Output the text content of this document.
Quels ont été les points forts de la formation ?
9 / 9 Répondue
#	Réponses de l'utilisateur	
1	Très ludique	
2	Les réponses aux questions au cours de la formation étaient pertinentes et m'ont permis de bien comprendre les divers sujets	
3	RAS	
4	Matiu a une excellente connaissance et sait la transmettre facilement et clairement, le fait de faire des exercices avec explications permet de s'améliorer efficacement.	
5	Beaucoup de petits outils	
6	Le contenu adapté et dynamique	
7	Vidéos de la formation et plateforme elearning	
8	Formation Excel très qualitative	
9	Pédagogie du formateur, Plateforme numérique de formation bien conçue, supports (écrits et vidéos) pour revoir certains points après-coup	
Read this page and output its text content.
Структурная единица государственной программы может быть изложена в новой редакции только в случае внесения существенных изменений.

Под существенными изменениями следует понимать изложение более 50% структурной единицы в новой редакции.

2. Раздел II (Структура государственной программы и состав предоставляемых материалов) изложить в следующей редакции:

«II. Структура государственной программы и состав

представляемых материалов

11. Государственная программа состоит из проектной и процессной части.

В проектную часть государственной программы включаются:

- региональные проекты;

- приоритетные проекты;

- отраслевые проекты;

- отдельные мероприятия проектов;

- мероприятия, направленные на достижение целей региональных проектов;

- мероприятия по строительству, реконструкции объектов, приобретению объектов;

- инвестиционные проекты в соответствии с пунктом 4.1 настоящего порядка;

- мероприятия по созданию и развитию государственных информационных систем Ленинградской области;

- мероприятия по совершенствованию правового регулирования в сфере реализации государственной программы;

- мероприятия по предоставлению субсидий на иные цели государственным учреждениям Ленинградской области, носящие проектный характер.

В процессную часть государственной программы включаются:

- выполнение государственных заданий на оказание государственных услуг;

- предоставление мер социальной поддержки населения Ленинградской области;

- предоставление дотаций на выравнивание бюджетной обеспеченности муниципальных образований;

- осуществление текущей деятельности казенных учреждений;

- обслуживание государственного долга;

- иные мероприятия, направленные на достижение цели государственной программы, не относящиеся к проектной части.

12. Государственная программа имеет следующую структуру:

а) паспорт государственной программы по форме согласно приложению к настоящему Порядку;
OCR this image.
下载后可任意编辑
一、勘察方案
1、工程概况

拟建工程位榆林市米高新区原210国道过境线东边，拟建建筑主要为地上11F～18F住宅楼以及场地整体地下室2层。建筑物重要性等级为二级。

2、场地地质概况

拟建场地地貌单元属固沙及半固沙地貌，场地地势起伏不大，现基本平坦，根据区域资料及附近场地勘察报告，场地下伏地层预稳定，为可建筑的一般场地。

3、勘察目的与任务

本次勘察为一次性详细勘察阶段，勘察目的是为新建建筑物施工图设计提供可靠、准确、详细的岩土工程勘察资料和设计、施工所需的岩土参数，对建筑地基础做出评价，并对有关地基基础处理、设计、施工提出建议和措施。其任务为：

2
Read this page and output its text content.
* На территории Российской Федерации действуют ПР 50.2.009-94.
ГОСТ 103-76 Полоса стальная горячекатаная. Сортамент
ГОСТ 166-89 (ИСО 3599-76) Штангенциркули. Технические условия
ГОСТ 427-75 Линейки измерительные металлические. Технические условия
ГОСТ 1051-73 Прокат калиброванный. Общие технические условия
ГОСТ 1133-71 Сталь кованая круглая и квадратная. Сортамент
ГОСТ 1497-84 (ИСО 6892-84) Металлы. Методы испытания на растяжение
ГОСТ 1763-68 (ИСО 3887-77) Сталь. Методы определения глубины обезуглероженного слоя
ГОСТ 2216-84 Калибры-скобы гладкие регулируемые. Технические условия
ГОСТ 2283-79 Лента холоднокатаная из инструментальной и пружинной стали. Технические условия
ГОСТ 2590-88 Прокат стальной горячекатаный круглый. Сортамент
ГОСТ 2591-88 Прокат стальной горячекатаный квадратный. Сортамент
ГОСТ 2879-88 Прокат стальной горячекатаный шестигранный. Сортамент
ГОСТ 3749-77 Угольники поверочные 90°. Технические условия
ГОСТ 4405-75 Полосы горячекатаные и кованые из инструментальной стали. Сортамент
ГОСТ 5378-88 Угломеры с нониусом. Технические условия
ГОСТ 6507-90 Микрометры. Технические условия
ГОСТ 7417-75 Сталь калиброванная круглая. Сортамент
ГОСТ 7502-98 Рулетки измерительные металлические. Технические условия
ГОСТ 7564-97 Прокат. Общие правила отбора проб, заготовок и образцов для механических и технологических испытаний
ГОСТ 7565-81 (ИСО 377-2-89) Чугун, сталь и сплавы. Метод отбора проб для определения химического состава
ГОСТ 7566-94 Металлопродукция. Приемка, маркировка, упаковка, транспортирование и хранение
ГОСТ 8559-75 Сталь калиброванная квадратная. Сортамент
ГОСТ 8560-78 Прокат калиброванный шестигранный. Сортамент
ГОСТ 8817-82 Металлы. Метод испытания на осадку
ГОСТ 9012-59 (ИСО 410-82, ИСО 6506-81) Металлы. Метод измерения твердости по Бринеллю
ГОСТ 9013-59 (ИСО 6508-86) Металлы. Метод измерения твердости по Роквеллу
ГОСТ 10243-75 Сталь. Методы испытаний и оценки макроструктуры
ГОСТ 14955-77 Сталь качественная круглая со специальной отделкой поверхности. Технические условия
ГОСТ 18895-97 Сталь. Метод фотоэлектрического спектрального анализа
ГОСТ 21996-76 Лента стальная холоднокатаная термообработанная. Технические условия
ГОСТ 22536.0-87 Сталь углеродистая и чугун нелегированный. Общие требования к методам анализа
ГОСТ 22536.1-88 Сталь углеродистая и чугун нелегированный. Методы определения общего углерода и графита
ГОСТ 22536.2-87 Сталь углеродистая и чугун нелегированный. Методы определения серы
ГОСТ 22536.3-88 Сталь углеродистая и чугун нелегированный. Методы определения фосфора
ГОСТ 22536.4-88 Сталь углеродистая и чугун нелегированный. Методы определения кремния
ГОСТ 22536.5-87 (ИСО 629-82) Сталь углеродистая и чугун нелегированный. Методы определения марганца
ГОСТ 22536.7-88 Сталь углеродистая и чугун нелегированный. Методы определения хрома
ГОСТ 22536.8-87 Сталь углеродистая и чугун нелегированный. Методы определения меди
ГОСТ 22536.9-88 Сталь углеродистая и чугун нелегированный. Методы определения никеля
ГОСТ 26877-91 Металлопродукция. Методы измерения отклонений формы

++++++++

Please reproduce every line of the material word for word.

> [Finished task]:
Output the text content of this document.
Quels ont été les points forts de la formation ?
9 / 9 Répondue
#	Réponses de l'utilisateur	
1	Très ludique	
2	Les réponses aux questions au cours de la formation étaient pertinentes et m'ont permis de bien comprendre les divers sujets	
3	RAS	
4	Matiu a une excellente connaissance et sait la transmettre facilement et clairement, le fait de faire des exercices avec explications permet de s'améliorer efficacement.	
5	Beaucoup de petits outils	
6	Le contenu adapté et dynamique	
7	Vidéos de la formation et plateforme elearning	
8	Formation Excel très qualitative	
9	Pédagogie du formateur, Plateforme numérique de formation bien conçue, supports (écrits et vidéos) pour revoir certains points après-coup	
Read this page and output its text content.
Структурная единица государственной программы может быть изложена в новой редакции только в случае внесения существенных изменений.

Под существенными изменениями следует понимать изложение более 50% структурной единицы в новой редакции.

2. Раздел II (Структура государственной программы и состав предоставляемых материалов) изложить в следующей редакции:

«II. Структура государственной программы и состав

представляемых материалов

11. Государственная программа состоит из проектной и процессной части.

В проектную часть государственной программы включаются:

- региональные проекты;

- приоритетные проекты;

- отраслевые проекты;

- отдельные мероприятия проектов;

- мероприятия, направленные на достижение целей региональных проектов;

- мероприятия по строительству, реконструкции объектов, приобретению объектов;

- инвестиционные проекты в соответствии с пунктом 4.1 настоящего порядка;

- мероприятия по созданию и развитию государственных информационных систем Ленинградской области;

- мероприятия по совершенствованию правового регулирования в сфере реализации государственной программы;

- мероприятия по предоставлению субсидий на иные цели государственным учреждениям Ленинградской области, носящие проектный характер.

В процессную часть государственной программы включаются:

- выполнение государственных заданий на оказание государственных услуг;

- предоставление мер социальной поддержки населения Ленинградской области;

- предоставление дотаций на выравнивание бюджетной обеспеченности муниципальных образований;

- осуществление текущей деятельности казенных учреждений;

- обслуживание государственного долга;

- иные мероприятия, направленные на достижение цели государственной программы, не относящиеся к проектной части.

12. Государственная программа имеет следующую структуру:

а) паспорт государственной программы по форме согласно приложению к настоящему Порядку;
OCR this image.
下载后可任意编辑
一、勘察方案
1、工程概况

拟建工程位榆林市米高新区原210国道过境线东边，拟建建筑主要为地上11F～18F住宅楼以及场地整体地下室2层。建筑物重要性等级为二级。

2、场地地质概况

拟建场地地貌单元属固沙及半固沙地貌，场地地势起伏不大，现基本平坦，根据区域资料及附近场地勘察报告，场地下伏地层预稳定，为可建筑的一般场地。

3、勘察目的与任务

本次勘察为一次性详细勘察阶段，勘察目的是为新建建筑物施工图设计提供可靠、准确、详细的岩土工程勘察资料和设计、施工所需的岩土参数，对建筑地基础做出评价，并对有关地基基础处理、设计、施工提出建议和措施。其任务为：

2
Read this page and output its text content.
* На территории Российской Федерации действуют ПР 50.2.009-94.
ГОСТ 103-76 Полоса стальная горячекатаная. Сортамент
ГОСТ 166-89 (ИСО 3599-76) Штангенциркули. Технические условия
ГОСТ 427-75 Линейки измерительные металлические. Технические условия
ГОСТ 1051-73 Прокат калиброванный. Общие технические условия
ГОСТ 1133-71 Сталь кованая круглая и квадратная. Сортамент
ГОСТ 1497-84 (ИСО 6892-84) Металлы. Методы испытания на растяжение
ГОСТ 1763-68 (ИСО 3887-77) Сталь. Методы определения глубины обезуглероженного слоя
ГОСТ 2216-84 Калибры-скобы гладкие регулируемые. Технические условия
ГОСТ 2283-79 Лента холоднокатаная из инструментальной и пружинной стали. Технические условия
ГОСТ 2590-88 Прокат стальной горячекатаный круглый. Сортамент
ГОСТ 2591-88 Прокат стальной горячекатаный квадратный. Сортамент
ГОСТ 2879-88 Прокат стальной горячекатаный шестигранный. Сортамент
ГОСТ 3749-77 Угольники поверочные 90°. Технические условия
ГОСТ 4405-75 Полосы горячекатаные и кованые из инструментальной стали. Сортамент
ГОСТ 5378-88 Угломеры с нониусом. Технические условия
ГОСТ 6507-90 Микрометры. Технические условия
ГОСТ 7417-75 Сталь калиброванная круглая. Сортамент
ГОСТ 7502-98 Рулетки измерительные металлические. Технические условия
ГОСТ 7564-97 Прокат. Общие правила отбора проб, заготовок и образцов для механических и технологических испытаний
ГОСТ 7565-81 (ИСО 377-2-89) Чугун, сталь и сплавы. Метод отбора проб для определения химического состава
ГОСТ 7566-94 Металлопродукция. Приемка, маркировка, упаковка, транспортирование и хранение
ГОСТ 8559-75 Сталь калиброванная квадратная. Сортамент
ГОСТ 8560-78 Прокат калиброванный шестигранный. Сортамент
ГОСТ 8817-82 Металлы. Метод испытания на осадку
ГОСТ 9012-59 (ИСО 410-82, ИСО 6506-81) Металлы. Метод измерения твердости по Бринеллю
ГОСТ 9013-59 (ИСО 6508-86) Металлы. Метод измерения твердости по Роквеллу
ГОСТ 10243-75 Сталь. Методы испытаний и оценки макроструктуры
ГОСТ 14955-77 Сталь качественная круглая со специальной отделкой поверхности. Технические условия
ГОСТ 18895-97 Сталь. Метод фотоэлектрического спектрального анализа
ГОСТ 21996-76 Лента стальная холоднокатаная термообработанная. Технические условия
ГОСТ 22536.0-87 Сталь углеродистая и чугун нелегированный. Общие требования к методам анализа
ГОСТ 22536.1-88 Сталь углеродистая и чугун нелегированный. Методы определения общего углерода и графита
ГОСТ 22536.2-87 Сталь углеродистая и чугун нелегированный. Методы определения серы
ГОСТ 22536.3-88 Сталь углеродистая и чугун нелегированный. Методы определения фосфора
ГОСТ 22536.4-88 Сталь углеродистая и чугун нелегированный. Методы определения кремния
ГОСТ 22536.5-87 (ИСО 629-82) Сталь углеродистая и чугун нелегированный. Методы определения марганца
ГОСТ 22536.7-88 Сталь углеродистая и чугун нелегированный. Методы определения хрома
ГОСТ 22536.8-87 Сталь углеродистая и чугун нелегированный. Методы определения меди
ГОСТ 22536.9-88 Сталь углеродистая и чугун нелегированный. Методы определения никеля
ГОСТ 26877-91 Металлопродукция. Методы измерения отклонений формы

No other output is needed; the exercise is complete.